▶ [THE EXERCISE]: Take every line from the material that has the word "Connect" in it.

▶ [SUPPLIED ENTRIES]:
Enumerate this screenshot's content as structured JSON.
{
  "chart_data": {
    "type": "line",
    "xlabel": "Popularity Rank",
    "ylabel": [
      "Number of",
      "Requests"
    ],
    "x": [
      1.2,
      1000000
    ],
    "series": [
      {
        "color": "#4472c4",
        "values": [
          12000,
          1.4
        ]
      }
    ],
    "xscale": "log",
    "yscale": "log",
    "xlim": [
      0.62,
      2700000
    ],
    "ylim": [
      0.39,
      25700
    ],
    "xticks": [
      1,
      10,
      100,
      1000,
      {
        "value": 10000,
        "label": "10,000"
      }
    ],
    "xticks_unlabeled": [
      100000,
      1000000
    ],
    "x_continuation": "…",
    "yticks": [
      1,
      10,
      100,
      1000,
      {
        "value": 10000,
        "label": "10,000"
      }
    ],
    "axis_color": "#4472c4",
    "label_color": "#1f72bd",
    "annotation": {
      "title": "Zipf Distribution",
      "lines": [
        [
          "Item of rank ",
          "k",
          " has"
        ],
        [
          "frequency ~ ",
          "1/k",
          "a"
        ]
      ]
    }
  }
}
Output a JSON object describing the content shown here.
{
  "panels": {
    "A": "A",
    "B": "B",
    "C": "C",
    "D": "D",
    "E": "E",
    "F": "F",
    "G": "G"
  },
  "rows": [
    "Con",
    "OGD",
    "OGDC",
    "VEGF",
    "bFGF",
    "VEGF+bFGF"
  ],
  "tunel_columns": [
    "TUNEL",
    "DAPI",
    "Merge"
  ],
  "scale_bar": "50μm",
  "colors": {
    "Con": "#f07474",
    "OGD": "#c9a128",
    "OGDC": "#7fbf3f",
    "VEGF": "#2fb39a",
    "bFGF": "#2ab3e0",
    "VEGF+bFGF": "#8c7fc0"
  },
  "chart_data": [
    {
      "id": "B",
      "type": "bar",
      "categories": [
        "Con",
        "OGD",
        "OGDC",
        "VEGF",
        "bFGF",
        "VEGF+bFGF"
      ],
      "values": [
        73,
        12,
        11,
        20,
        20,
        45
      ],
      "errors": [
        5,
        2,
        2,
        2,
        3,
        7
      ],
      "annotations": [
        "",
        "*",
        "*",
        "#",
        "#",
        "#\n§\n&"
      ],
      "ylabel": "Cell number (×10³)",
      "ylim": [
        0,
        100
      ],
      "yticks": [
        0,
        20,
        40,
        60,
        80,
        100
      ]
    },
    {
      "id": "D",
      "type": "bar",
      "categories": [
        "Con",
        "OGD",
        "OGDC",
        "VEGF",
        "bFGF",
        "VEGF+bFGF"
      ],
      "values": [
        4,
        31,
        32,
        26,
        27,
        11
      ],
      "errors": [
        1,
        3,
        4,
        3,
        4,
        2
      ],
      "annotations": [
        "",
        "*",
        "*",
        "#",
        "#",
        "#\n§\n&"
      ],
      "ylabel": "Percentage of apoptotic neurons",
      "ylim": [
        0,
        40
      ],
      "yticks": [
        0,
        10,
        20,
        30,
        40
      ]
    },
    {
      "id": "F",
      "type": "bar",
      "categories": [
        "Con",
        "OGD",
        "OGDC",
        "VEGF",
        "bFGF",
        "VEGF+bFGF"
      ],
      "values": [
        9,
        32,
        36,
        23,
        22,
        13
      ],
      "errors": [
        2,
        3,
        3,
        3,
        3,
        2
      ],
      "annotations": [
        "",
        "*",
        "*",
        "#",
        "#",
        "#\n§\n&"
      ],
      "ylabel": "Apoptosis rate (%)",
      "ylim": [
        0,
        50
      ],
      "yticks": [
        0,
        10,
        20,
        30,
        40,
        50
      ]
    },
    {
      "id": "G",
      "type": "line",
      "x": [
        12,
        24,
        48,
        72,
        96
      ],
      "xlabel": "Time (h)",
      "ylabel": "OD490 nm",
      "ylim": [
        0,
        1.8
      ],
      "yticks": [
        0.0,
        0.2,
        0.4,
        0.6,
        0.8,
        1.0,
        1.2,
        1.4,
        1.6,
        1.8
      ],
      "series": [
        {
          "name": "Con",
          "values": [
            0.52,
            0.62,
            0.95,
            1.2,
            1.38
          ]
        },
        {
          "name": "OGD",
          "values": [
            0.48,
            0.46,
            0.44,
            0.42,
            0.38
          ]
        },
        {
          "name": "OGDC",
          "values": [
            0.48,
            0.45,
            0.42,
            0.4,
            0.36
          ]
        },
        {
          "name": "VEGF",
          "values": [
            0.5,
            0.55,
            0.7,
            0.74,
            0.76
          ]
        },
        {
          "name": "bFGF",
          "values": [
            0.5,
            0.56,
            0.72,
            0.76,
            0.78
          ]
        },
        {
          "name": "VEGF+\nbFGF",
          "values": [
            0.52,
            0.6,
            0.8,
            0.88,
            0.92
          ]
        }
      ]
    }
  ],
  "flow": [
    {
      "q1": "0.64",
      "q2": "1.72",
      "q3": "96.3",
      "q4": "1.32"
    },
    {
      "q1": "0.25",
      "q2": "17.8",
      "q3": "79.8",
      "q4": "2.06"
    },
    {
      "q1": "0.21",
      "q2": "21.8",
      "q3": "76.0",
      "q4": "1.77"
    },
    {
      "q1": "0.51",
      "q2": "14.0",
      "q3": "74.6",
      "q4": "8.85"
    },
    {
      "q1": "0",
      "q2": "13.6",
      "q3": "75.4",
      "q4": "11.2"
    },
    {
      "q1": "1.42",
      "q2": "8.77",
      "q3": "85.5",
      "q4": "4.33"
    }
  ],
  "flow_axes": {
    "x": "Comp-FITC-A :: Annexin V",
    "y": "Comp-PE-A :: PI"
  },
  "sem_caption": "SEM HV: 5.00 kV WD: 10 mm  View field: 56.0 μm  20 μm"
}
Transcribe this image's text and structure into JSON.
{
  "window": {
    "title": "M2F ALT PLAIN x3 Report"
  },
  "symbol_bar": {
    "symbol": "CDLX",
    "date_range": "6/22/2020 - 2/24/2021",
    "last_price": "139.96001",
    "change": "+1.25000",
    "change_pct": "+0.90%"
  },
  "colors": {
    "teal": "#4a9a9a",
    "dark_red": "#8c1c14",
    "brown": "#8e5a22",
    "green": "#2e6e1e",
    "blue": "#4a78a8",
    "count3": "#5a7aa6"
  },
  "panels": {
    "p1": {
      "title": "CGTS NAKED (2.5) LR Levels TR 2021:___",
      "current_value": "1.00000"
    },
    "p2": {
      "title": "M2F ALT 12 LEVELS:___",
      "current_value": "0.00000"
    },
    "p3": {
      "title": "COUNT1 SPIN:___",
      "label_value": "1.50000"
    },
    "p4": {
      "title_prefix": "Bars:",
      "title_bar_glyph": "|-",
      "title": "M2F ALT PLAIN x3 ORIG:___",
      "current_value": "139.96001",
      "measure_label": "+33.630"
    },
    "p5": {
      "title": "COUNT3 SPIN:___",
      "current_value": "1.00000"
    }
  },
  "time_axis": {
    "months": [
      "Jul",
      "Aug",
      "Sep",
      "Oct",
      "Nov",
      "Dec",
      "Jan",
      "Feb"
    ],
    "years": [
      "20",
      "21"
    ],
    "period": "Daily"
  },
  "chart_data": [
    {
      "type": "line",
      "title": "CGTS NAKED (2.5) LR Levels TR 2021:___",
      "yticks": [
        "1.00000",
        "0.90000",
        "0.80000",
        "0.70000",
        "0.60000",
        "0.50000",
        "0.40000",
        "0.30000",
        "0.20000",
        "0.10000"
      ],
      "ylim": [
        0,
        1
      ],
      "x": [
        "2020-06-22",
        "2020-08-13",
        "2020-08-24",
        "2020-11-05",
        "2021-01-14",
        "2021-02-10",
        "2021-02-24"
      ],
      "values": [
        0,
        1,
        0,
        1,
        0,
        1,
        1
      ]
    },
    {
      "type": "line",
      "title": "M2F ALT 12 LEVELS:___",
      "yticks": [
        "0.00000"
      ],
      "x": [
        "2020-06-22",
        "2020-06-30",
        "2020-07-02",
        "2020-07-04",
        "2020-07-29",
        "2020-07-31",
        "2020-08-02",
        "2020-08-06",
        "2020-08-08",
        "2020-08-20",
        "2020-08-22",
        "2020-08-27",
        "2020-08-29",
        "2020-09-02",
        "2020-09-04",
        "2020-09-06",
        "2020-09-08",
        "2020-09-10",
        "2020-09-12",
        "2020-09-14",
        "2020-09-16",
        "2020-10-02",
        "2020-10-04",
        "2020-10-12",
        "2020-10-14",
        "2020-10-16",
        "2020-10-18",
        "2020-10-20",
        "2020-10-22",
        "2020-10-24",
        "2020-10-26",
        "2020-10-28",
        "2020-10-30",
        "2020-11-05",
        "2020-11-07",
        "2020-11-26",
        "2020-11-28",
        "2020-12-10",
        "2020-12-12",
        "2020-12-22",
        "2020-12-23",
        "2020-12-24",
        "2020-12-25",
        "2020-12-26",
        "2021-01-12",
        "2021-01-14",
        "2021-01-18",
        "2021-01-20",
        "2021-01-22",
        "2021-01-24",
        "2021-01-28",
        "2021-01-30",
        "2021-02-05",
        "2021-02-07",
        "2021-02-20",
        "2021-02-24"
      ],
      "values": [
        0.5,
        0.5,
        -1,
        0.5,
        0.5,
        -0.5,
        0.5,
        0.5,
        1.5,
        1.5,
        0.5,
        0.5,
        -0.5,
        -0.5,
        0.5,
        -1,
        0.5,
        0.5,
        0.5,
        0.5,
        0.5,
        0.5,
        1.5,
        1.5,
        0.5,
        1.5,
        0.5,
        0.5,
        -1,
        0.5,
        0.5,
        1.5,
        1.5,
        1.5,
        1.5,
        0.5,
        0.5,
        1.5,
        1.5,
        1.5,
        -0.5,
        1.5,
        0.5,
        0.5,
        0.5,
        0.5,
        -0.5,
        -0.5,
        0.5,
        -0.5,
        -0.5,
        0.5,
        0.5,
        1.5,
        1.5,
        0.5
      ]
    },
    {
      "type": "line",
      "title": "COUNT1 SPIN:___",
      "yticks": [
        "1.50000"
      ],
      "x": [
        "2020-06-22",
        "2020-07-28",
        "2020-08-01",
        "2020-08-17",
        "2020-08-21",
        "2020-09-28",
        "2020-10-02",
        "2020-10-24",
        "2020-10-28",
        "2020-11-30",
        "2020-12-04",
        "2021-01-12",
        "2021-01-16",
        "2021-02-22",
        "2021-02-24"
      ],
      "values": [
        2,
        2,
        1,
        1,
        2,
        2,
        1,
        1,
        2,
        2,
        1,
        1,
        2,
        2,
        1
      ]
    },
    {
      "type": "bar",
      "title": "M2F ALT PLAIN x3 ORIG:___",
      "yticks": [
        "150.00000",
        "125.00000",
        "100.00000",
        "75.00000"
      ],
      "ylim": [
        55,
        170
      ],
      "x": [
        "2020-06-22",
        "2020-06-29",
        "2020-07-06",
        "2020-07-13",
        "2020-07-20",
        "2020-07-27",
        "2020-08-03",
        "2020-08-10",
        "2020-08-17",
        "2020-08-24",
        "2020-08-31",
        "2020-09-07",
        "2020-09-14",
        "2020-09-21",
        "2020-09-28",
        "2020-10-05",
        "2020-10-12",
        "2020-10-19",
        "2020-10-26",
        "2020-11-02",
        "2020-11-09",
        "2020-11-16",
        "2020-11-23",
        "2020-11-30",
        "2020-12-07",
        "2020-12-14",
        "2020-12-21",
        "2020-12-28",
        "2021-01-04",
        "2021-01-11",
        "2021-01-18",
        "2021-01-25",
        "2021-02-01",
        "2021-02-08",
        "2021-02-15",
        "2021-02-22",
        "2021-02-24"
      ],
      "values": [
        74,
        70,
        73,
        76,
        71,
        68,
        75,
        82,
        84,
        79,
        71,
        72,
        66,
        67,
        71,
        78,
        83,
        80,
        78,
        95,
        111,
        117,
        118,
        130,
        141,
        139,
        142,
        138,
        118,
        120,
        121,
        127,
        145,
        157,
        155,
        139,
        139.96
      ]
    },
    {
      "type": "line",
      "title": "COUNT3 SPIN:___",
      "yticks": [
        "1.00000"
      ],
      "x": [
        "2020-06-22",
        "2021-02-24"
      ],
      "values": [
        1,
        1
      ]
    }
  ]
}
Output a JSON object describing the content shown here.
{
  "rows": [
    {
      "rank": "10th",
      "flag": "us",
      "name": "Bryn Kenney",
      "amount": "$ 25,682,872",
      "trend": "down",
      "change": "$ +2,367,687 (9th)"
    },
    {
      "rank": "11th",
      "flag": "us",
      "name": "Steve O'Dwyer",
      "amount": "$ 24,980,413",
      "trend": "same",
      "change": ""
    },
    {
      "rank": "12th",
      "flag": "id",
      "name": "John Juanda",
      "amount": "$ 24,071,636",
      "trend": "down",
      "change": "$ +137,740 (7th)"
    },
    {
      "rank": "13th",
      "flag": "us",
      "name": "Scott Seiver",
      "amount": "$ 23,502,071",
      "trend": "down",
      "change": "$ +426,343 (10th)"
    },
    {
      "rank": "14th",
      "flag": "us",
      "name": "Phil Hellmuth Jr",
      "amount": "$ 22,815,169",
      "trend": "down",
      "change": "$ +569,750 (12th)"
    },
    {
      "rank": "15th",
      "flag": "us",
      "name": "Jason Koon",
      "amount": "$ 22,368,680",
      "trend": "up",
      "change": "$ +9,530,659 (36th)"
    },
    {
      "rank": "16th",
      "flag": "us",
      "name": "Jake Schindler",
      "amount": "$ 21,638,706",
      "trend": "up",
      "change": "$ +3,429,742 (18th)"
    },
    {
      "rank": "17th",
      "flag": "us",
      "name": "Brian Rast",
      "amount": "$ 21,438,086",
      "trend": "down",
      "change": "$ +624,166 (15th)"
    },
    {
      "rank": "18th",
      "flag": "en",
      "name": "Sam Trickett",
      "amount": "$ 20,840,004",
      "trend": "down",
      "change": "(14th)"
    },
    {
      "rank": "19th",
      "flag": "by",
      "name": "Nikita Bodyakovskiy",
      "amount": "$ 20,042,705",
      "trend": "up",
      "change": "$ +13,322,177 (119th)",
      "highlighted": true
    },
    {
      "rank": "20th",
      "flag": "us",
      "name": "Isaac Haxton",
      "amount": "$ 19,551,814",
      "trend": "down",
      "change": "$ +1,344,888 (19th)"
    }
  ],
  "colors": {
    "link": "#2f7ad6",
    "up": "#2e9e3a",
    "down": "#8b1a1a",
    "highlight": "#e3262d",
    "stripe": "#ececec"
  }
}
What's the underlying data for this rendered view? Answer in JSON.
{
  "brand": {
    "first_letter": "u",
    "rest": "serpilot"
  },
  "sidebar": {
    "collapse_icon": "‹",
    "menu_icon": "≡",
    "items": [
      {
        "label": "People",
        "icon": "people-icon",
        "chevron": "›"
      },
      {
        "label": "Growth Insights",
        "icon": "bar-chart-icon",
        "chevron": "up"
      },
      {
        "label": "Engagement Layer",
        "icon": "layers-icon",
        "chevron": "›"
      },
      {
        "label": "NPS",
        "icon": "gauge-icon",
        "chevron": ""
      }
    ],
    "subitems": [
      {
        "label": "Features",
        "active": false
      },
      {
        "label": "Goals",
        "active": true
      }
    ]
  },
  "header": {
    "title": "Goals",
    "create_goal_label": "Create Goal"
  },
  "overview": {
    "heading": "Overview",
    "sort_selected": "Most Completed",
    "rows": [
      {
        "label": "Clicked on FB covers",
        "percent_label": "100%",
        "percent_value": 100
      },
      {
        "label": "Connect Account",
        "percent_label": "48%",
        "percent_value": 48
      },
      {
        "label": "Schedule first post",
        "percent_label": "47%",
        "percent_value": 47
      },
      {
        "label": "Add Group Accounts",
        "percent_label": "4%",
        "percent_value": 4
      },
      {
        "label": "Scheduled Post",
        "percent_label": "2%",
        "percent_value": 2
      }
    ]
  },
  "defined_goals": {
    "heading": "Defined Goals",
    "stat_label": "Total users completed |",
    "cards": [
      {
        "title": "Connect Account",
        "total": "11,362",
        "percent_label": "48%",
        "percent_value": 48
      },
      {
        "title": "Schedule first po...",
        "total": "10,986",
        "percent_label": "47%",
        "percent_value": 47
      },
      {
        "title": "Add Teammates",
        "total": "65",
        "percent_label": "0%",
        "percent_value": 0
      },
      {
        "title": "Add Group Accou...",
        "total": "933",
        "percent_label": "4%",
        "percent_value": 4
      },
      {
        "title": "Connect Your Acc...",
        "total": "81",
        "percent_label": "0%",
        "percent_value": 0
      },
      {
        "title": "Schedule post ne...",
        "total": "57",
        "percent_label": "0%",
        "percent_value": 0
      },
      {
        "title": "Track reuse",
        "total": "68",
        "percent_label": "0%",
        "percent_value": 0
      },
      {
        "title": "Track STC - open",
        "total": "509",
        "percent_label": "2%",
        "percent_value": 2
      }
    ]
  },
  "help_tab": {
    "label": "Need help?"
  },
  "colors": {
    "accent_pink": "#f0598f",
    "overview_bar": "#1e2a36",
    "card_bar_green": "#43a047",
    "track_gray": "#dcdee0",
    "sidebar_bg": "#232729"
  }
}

▶ [TASK RESULT]:
        "label": "Connect Account",
        "title": "Connect Account",
        "title": "Connect Your Acc...",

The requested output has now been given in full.